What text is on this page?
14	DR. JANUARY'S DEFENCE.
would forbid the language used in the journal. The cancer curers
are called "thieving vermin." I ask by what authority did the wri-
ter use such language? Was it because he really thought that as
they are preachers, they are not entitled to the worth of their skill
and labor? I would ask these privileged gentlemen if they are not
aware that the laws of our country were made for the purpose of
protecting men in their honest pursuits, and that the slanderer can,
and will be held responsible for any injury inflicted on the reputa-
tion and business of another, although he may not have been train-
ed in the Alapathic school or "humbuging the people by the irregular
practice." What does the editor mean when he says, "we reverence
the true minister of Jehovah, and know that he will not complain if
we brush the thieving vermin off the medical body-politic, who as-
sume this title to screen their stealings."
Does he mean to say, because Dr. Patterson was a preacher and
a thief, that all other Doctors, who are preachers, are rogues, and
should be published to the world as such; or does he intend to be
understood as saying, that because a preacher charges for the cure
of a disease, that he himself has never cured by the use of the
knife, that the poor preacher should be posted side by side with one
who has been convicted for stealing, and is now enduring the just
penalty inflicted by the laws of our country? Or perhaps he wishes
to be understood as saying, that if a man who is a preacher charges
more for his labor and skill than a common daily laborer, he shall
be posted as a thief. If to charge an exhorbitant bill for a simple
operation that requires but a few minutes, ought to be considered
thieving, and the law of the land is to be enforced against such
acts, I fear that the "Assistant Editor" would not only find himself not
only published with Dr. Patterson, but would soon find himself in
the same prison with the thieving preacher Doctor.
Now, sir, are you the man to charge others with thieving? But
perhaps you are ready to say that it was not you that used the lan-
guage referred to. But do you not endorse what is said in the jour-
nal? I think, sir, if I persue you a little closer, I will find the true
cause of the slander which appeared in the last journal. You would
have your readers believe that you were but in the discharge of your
____________________
Produce an exact copy of all the records.

What text is on this page?
14	DR. JANUARY'S DEFENCE.
would forbid the language used in the journal. The cancer curers
are called "thieving vermin." I ask by what authority did the wri-
ter use such language? Was it because he really thought that as
they are preachers, they are not entitled to the worth of their skill
and labor? I would ask these privileged gentlemen if they are not
aware that the laws of our country were made for the purpose of
protecting men in their honest pursuits, and that the slanderer can,
and will be held responsible for any injury inflicted on the reputa-
tion and business of another, although he may not have been train-
ed in the Alapathic school or "humbuging the people by the irregular
practice." What does the editor mean when he says, "we reverence
the true minister of Jehovah, and know that he will not complain if
we brush the thieving vermin off the medical body-politic, who as-
sume this title to screen their stealings."
Does he mean to say, because Dr. Patterson was a preacher and
a thief, that all other Doctors, who are preachers, are rogues, and
should be published to the world as such; or does he intend to be
understood as saying, that because a preacher charges for the cure
of a disease, that he himself has never cured by the use of the
knife, that the poor preacher should be posted side by side with one
who has been convicted for stealing, and is now enduring the just
penalty inflicted by the laws of our country? Or perhaps he wishes
to be understood as saying, that if a man who is a preacher charges
more for his labor and skill than a common daily laborer, he shall
be posted as a thief. If to charge an exhorbitant bill for a simple
operation that requires but a few minutes, ought to be considered
thieving, and the law of the land is to be enforced against such
acts, I fear that the "Assistant Editor" would not only find himself not
only published with Dr. Patterson, but would soon find himself in
the same prison with the thieving preacher Doctor.
Now, sir, are you the man to charge others with thieving? But
perhaps you are ready to say that it was not you that used the lan-
guage referred to. But do you not endorse what is said in the jour-
nal? I think, sir, if I persue you a little closer, I will find the true
cause of the slander which appeared in the last journal. You would
have your readers believe that you were but in the discharge of your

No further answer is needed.